• _Problem_
Pick out all lines with the word "NOAA" from the records that follow.

• _Records for the exercise_
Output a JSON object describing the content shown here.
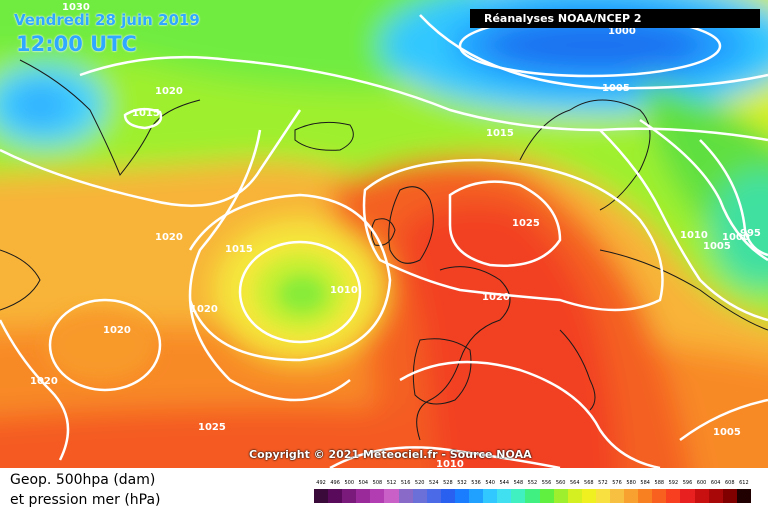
{
  "header": {
    "date": "Vendredi 28 juin 2019",
    "time": "12:00 UTC",
    "source_box": "Réanalyses NOAA/NCEP 2",
    "copyright": "Copyright © 2021 Meteociel.fr - Source NOAA"
  },
  "legend": {
    "line1": "Geop. 500hpa (dam)",
    "line2": "et pression mer (hPa)",
    "scale_values": [
      "492",
      "496",
      "500",
      "504",
      "508",
      "512",
      "516",
      "520",
      "524",
      "528",
      "532",
      "536",
      "540",
      "544",
      "548",
      "552",
      "556",
      "560",
      "564",
      "568",
      "572",
      "576",
      "580",
      "584",
      "588",
      "592",
      "596",
      "600",
      "604",
      "608",
      "612"
    ],
    "scale_colors": [
      "#3a0a3a",
      "#5a0a5a",
      "#7a1a7a",
      "#9a2a9a",
      "#b23cb2",
      "#c860c8",
      "#8a6ac8",
      "#6a70d8",
      "#4a6ae8",
      "#2a60f0",
      "#1a7cff",
      "#20a0ff",
      "#30c8ff",
      "#40e0f0",
      "#40f0c0",
      "#40f080",
      "#60f040",
      "#9ef02e",
      "#d4f020",
      "#f0f020",
      "#f8e040",
      "#f8c040",
      "#f8a030",
      "#f88020",
      "#f86020",
      "#f84020",
      "#e82020",
      "#c81010",
      "#a80808",
      "#800000",
      "#200000"
    ]
  },
  "isobars": [
    {
      "label": "1030"
    },
    {
      "label": "1000"
    },
    {
      "label": "1020"
    },
    {
      "label": "1015"
    },
    {
      "label": "1005"
    },
    {
      "label": "1015"
    },
    {
      "label": "1025"
    },
    {
      "label": "1010"
    },
    {
      "label": "1005"
    },
    {
      "label": "1000"
    },
    {
      "label": "995"
    },
    {
      "label": "1020"
    },
    {
      "label": "1015"
    },
    {
      "label": "1010"
    },
    {
      "label": "1020"
    },
    {
      "label": "1020"
    },
    {
      "label": "1020"
    },
    {
      "label": "1020"
    },
    {
      "label": "1025"
    },
    {
      "label": "1010"
    },
    {
      "label": "1005"
    }
  ]
}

• _Solution_
    "source_box": "Réanalyses NOAA/NCEP 2",
    "copyright": "Copyright © 2021 Meteociel.fr - Source NOAA"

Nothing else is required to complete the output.